**REQUIRED WORK:**
Read the records below and copy each line that contains "this".

**RECORDED DATA:**
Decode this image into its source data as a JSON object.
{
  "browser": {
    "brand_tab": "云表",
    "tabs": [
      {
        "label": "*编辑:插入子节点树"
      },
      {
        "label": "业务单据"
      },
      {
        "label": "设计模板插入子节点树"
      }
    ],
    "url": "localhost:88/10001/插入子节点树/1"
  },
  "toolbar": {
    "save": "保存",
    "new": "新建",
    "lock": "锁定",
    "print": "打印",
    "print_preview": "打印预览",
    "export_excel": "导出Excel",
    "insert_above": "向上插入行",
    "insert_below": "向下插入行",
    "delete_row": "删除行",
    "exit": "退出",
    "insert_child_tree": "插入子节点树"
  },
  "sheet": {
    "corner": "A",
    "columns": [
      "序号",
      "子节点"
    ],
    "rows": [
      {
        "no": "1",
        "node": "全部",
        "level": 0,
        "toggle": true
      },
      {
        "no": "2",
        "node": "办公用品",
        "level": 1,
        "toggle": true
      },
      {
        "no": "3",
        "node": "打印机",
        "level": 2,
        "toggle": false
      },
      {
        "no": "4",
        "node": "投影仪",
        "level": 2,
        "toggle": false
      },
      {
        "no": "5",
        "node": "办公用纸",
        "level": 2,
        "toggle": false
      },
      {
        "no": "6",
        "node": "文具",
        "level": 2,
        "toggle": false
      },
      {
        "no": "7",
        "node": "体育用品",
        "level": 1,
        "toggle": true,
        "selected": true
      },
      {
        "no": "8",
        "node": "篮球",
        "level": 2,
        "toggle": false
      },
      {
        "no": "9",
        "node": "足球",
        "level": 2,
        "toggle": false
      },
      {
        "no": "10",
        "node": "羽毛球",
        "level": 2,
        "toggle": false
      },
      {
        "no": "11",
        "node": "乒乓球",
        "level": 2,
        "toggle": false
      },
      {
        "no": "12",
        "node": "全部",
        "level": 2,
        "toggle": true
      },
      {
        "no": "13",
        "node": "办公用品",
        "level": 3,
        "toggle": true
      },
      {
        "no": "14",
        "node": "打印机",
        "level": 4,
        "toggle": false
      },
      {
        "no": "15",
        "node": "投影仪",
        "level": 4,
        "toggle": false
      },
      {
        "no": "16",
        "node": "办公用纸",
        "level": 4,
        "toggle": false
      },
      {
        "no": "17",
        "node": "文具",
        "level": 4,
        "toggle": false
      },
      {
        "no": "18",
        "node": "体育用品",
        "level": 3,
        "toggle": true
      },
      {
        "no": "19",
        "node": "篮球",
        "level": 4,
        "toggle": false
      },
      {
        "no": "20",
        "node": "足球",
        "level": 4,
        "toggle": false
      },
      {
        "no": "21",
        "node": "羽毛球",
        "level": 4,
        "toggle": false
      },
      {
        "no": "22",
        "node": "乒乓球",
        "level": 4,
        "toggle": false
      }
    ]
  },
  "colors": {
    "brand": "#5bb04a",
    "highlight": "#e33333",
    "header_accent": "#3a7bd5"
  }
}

--

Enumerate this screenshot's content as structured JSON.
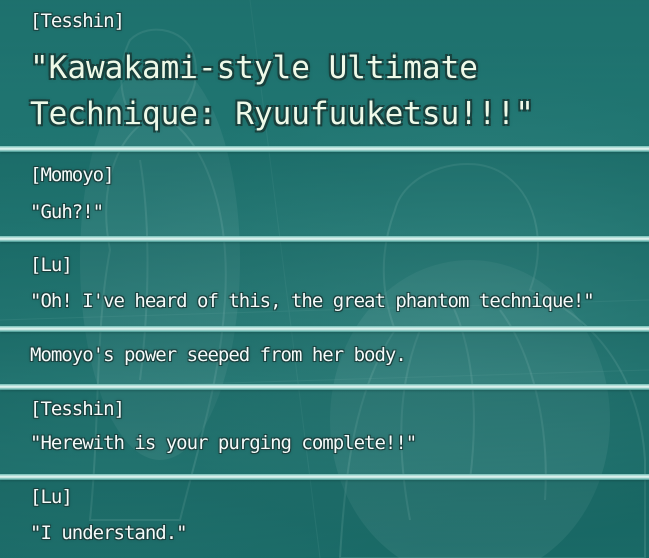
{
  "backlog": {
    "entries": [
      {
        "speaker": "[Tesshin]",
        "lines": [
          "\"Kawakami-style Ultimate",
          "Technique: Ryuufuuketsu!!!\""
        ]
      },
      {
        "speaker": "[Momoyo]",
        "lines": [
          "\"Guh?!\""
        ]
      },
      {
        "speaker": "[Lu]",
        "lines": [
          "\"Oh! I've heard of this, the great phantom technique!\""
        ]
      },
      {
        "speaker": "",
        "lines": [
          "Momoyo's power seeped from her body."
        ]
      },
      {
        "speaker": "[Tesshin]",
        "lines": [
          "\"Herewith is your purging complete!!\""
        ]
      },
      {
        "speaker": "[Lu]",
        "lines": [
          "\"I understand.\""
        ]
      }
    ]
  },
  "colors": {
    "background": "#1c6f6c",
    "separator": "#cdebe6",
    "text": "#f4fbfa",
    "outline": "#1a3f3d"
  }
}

**FINISHED EXERCISE:**
Decode this image into its source data as a JSON object.
Enumerate this screenshot's content as structured JSON.
          "\"Oh! I've heard of this, the great phantom technique!\""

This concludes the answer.